- **Excerpts from a figure dataset**:

.....

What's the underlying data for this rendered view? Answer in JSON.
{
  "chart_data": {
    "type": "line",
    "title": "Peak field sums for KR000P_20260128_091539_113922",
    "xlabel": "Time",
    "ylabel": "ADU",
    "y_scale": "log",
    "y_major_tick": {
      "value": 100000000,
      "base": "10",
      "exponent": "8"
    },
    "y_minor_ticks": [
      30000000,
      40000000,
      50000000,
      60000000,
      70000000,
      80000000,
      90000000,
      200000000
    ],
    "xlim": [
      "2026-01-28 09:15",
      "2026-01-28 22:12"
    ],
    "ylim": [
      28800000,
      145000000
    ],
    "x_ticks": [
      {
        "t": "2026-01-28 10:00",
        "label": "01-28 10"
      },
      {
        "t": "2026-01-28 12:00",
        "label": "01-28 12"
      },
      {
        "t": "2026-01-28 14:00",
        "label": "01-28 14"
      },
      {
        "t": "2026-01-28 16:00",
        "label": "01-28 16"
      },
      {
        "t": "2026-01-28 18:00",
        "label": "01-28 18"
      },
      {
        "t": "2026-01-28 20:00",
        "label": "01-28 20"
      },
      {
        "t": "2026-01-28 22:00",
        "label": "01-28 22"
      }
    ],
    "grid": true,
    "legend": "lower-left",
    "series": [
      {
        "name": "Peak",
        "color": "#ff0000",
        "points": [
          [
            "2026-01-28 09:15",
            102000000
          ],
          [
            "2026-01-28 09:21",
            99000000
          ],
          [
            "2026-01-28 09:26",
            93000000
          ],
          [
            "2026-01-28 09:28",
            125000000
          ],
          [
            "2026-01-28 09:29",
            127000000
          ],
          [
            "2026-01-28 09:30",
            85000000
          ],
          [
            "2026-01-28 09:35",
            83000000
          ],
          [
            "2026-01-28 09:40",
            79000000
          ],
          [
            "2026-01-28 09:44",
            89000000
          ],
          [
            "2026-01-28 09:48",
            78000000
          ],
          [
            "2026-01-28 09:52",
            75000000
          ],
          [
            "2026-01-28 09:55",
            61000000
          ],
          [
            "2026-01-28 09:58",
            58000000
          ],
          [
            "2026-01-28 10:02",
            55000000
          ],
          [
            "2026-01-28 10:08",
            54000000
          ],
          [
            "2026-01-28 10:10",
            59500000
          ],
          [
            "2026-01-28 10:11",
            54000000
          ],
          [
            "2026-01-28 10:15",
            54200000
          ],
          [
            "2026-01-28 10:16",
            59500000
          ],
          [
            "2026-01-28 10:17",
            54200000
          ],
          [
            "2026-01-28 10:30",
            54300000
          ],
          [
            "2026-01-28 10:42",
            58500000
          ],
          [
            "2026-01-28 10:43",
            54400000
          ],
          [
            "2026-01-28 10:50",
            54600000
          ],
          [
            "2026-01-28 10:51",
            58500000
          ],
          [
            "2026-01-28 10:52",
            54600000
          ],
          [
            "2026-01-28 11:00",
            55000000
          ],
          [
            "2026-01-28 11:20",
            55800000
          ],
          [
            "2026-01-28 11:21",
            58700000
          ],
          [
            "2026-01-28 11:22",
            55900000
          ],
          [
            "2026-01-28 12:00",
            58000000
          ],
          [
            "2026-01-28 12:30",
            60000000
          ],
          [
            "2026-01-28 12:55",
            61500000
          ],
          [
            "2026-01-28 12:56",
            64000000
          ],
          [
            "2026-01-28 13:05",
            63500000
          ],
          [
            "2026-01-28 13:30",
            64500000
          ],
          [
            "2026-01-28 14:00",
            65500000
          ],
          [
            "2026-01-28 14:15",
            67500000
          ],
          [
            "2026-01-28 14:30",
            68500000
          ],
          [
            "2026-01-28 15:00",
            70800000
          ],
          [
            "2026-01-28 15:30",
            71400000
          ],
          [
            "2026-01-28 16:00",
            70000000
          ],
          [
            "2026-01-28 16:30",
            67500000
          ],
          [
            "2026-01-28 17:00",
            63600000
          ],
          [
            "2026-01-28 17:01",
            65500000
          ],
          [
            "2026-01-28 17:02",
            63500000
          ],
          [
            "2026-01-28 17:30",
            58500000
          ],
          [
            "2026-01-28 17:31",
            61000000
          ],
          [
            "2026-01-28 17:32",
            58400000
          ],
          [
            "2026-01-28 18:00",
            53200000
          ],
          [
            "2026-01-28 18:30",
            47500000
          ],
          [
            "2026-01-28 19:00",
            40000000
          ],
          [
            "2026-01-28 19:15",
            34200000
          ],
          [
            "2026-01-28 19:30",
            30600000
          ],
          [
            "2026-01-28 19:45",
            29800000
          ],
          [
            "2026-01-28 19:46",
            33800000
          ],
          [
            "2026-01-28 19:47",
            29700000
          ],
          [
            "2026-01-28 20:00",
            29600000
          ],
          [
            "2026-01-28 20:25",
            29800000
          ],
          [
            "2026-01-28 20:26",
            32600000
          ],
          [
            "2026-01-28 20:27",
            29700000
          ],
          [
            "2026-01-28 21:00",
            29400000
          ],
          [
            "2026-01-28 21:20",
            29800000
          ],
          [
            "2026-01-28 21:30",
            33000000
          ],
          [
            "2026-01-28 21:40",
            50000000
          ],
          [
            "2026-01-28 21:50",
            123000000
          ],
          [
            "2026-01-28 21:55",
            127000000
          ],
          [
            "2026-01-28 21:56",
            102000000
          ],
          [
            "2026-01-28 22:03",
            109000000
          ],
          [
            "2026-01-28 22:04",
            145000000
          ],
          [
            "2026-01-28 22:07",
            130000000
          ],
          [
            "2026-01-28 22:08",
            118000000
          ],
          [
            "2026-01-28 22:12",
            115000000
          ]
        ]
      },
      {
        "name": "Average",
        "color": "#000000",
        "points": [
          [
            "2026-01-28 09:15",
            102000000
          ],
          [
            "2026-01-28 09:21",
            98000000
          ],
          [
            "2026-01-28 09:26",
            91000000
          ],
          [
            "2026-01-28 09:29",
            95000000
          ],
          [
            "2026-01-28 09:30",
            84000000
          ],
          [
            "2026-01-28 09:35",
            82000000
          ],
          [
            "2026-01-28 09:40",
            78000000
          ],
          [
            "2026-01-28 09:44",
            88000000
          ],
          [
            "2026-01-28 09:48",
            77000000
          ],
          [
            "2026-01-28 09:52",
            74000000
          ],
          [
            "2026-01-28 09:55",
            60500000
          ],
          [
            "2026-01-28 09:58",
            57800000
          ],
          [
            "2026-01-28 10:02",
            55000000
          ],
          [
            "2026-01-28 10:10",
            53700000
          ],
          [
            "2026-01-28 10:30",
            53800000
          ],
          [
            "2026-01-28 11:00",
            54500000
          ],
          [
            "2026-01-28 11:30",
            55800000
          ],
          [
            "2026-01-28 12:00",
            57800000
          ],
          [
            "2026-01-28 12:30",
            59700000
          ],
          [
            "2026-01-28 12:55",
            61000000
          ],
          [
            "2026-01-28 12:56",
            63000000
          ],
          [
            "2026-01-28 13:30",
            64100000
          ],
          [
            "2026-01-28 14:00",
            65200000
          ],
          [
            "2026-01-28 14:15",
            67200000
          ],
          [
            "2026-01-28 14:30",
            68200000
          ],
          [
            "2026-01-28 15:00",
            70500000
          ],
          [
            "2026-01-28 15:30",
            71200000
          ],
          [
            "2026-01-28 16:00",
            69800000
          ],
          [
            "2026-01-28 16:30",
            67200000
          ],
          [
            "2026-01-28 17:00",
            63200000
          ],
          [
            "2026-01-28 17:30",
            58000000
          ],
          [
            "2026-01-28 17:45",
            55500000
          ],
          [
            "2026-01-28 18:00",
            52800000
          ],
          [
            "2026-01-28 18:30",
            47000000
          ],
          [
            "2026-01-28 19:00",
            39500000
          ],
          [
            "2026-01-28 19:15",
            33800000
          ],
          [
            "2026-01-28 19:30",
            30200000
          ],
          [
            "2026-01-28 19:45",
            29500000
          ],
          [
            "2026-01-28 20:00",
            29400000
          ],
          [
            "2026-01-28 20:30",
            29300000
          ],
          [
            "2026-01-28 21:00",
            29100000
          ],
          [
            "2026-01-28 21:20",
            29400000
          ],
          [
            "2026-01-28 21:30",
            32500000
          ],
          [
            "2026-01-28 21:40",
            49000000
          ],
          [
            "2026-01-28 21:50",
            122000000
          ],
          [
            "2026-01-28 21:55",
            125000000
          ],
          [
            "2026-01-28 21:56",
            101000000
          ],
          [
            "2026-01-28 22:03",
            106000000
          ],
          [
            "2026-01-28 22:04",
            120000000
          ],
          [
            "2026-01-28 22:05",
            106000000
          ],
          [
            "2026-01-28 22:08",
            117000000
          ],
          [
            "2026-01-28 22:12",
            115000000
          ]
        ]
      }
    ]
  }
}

.....

- **Instruction**: Among the entries above, how many lines hold the string "Peak"? Give the number by itself.

- **The answer**: 2